***** Working data *****

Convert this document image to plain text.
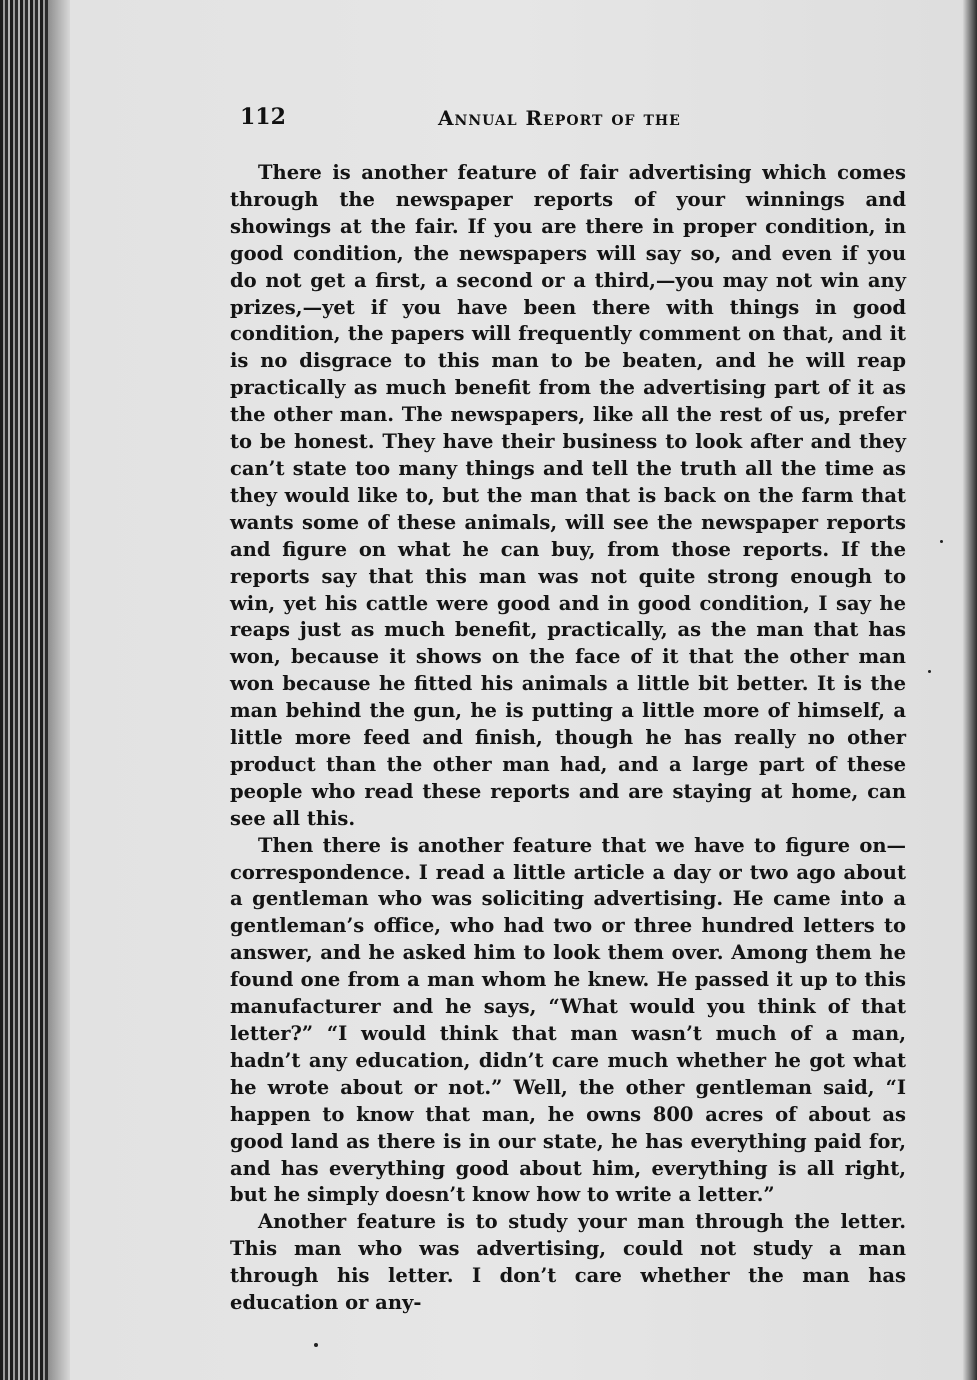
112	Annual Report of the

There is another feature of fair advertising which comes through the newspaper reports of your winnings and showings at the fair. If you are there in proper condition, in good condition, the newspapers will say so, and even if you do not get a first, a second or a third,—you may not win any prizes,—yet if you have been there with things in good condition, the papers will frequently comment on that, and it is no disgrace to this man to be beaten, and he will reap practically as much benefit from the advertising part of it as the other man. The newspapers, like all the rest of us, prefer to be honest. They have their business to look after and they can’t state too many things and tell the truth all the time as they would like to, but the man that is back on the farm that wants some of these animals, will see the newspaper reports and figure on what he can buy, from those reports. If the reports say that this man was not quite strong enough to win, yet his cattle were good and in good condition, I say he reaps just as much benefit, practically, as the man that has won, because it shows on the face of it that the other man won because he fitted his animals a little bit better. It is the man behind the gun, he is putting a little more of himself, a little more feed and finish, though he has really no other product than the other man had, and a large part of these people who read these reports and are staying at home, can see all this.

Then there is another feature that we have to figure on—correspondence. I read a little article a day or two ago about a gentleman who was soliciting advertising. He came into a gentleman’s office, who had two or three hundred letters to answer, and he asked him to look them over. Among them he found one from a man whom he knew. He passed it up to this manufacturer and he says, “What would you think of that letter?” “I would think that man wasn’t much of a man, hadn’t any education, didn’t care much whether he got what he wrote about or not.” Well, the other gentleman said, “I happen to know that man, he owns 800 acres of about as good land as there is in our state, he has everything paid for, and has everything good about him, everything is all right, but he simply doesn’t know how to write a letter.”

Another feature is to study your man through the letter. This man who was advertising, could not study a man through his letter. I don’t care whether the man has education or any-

*****
***** Working data *****

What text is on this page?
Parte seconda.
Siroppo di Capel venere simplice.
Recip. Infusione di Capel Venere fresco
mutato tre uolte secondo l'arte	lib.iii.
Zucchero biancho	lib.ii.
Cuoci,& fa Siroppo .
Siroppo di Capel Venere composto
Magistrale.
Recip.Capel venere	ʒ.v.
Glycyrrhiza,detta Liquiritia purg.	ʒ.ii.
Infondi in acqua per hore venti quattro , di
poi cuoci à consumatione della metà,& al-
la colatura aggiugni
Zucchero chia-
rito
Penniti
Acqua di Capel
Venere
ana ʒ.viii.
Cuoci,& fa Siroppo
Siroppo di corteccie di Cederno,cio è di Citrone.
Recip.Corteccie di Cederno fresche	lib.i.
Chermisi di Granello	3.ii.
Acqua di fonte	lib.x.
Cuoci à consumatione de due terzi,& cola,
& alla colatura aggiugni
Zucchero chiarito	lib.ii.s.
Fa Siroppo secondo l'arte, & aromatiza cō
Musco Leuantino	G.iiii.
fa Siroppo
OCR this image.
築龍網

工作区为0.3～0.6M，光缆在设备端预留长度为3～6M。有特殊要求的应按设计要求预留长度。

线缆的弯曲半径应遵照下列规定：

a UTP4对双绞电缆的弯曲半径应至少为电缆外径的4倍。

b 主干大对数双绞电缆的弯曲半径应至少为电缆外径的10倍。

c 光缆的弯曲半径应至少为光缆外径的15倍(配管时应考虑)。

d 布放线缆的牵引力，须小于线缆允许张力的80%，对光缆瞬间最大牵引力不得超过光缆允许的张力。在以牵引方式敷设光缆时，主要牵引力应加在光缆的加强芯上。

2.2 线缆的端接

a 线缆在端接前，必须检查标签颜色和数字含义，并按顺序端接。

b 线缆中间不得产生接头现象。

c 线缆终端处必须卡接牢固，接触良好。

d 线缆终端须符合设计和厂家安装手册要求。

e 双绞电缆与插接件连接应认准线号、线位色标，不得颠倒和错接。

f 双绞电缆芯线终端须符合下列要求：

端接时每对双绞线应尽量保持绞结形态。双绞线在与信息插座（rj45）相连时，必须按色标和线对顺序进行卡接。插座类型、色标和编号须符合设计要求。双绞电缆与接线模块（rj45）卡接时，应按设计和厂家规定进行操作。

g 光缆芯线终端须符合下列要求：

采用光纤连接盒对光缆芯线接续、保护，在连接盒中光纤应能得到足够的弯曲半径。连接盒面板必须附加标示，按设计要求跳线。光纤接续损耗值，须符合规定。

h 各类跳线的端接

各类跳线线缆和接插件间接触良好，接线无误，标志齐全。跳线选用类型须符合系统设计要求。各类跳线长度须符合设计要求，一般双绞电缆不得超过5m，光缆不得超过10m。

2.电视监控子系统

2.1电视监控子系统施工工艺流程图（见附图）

*****

▶ Request
Using the records above, pull out each line where the word "Siroppo" occurs.

▶ In response
Siroppo di Capel venere simplice.
Cuoci,& fa Siroppo .
Siroppo di Capel Venere composto
Cuoci,& fa Siroppo
Siroppo di corteccie di Cederno,cio è di Citrone.
Fa Siroppo secondo l'arte, & aromatiza cō
fa Siroppo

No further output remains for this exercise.